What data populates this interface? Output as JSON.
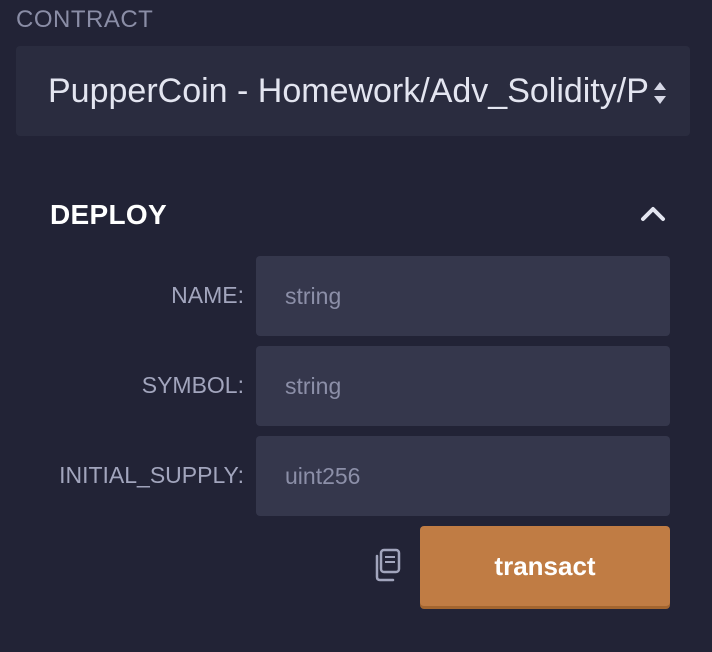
{
  "contract": {
    "label": "CONTRACT",
    "selected": "PupperCoin - Homework/Adv_Solidity/PupperCoin.sol"
  },
  "deploy": {
    "title": "DEPLOY",
    "collapse_icon": "chevron-up-icon",
    "params": [
      {
        "label": "NAME:",
        "placeholder": "string",
        "value": ""
      },
      {
        "label": "SYMBOL:",
        "placeholder": "string",
        "value": ""
      },
      {
        "label": "INITIAL_SUPPLY:",
        "placeholder": "uint256",
        "value": ""
      }
    ],
    "copy_icon": "copy-icon",
    "transact_label": "transact"
  },
  "colors": {
    "background": "#222336",
    "panel": "#2a2c3f",
    "input": "#35374c",
    "accent": "#c07c44"
  }
}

* * * * *

**WHAT TO PRODUCE:** Among the entries above, identify all lines with "icon" and copy them.

**SOLUTION:**
    "collapse_icon": "chevron-up-icon",
    "copy_icon": "copy-icon",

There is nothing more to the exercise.